◆ **What you are asked to do**
Write the records below out again exactly as given, with no images.

◆ **Task data**
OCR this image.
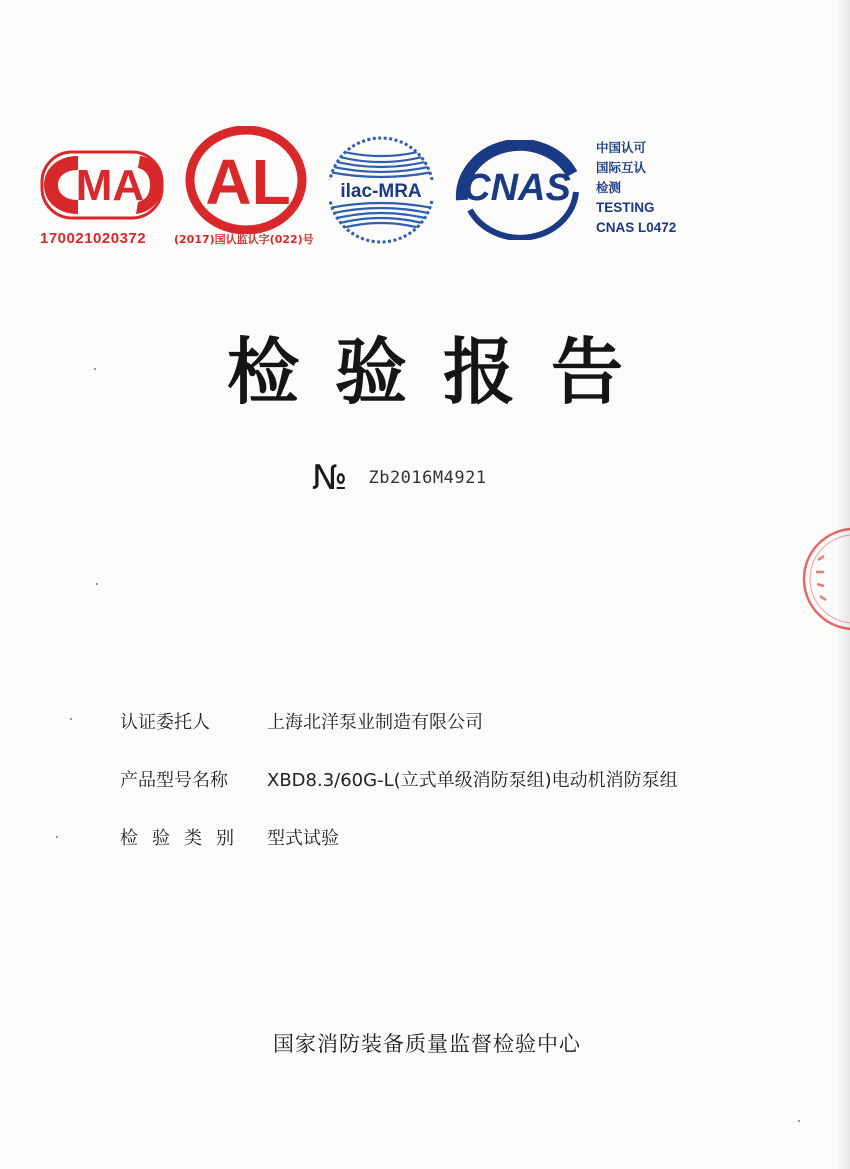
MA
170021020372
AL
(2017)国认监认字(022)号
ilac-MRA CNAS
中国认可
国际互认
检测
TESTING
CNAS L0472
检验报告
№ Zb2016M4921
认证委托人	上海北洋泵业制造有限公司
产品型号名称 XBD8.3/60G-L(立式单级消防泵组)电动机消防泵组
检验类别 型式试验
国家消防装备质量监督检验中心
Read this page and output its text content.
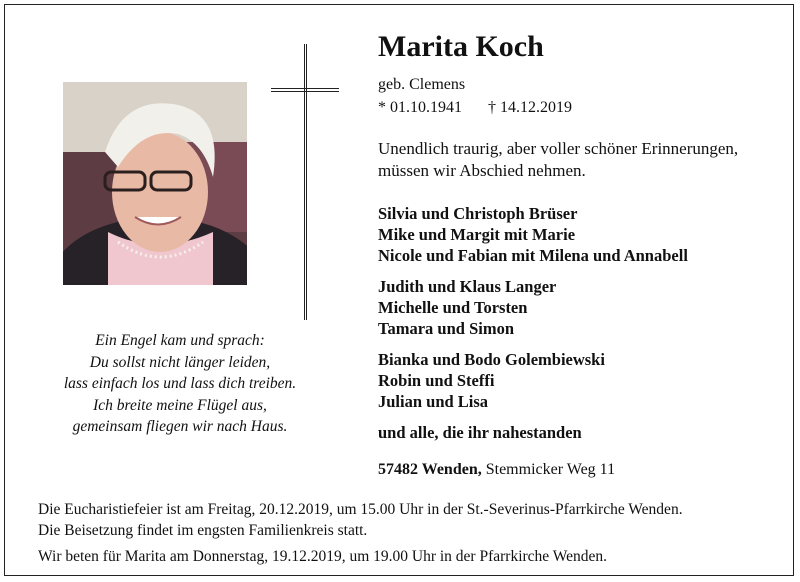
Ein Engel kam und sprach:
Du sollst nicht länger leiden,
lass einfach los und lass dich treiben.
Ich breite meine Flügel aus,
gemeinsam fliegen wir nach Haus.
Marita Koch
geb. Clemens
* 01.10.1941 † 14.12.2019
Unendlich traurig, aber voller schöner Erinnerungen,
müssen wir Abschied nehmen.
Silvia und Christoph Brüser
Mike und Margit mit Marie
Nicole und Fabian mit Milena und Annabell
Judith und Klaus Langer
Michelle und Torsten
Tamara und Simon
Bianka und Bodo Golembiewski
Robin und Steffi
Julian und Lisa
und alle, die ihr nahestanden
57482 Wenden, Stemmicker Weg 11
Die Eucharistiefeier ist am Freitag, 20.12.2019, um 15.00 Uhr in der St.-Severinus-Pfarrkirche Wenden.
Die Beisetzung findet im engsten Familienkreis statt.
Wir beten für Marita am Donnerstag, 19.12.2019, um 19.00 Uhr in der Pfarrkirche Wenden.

◆ **Response**
OCR this image.
MA
170021020372
AL
(2017)国认监认字(022)号
ilac-MRA CNAS
中国认可
国际互认
检测
TESTING
CNAS L0472
检验报告
№ Zb2016M4921
认证委托人	上海北洋泵业制造有限公司
产品型号名称 XBD8.3/60G-L(立式单级消防泵组)电动机消防泵组
检验类别 型式试验
国家消防装备质量监督检验中心
Read this page and output its text content.
Ein Engel kam und sprach:
Du sollst nicht länger leiden,
lass einfach los und lass dich treiben.
Ich breite meine Flügel aus,
gemeinsam fliegen wir nach Haus.
Marita Koch
geb. Clemens
* 01.10.1941 † 14.12.2019
Unendlich traurig, aber voller schöner Erinnerungen,
müssen wir Abschied nehmen.
Silvia und Christoph Brüser
Mike und Margit mit Marie
Nicole und Fabian mit Milena und Annabell
Judith und Klaus Langer
Michelle und Torsten
Tamara und Simon
Bianka und Bodo Golembiewski
Robin und Steffi
Julian und Lisa
und alle, die ihr nahestanden
57482 Wenden, Stemmicker Weg 11
Die Eucharistiefeier ist am Freitag, 20.12.2019, um 15.00 Uhr in der St.-Severinus-Pfarrkirche Wenden.
Die Beisetzung findet im engsten Familienkreis statt.
Wir beten für Marita am Donnerstag, 19.12.2019, um 19.00 Uhr in der Pfarrkirche Wenden.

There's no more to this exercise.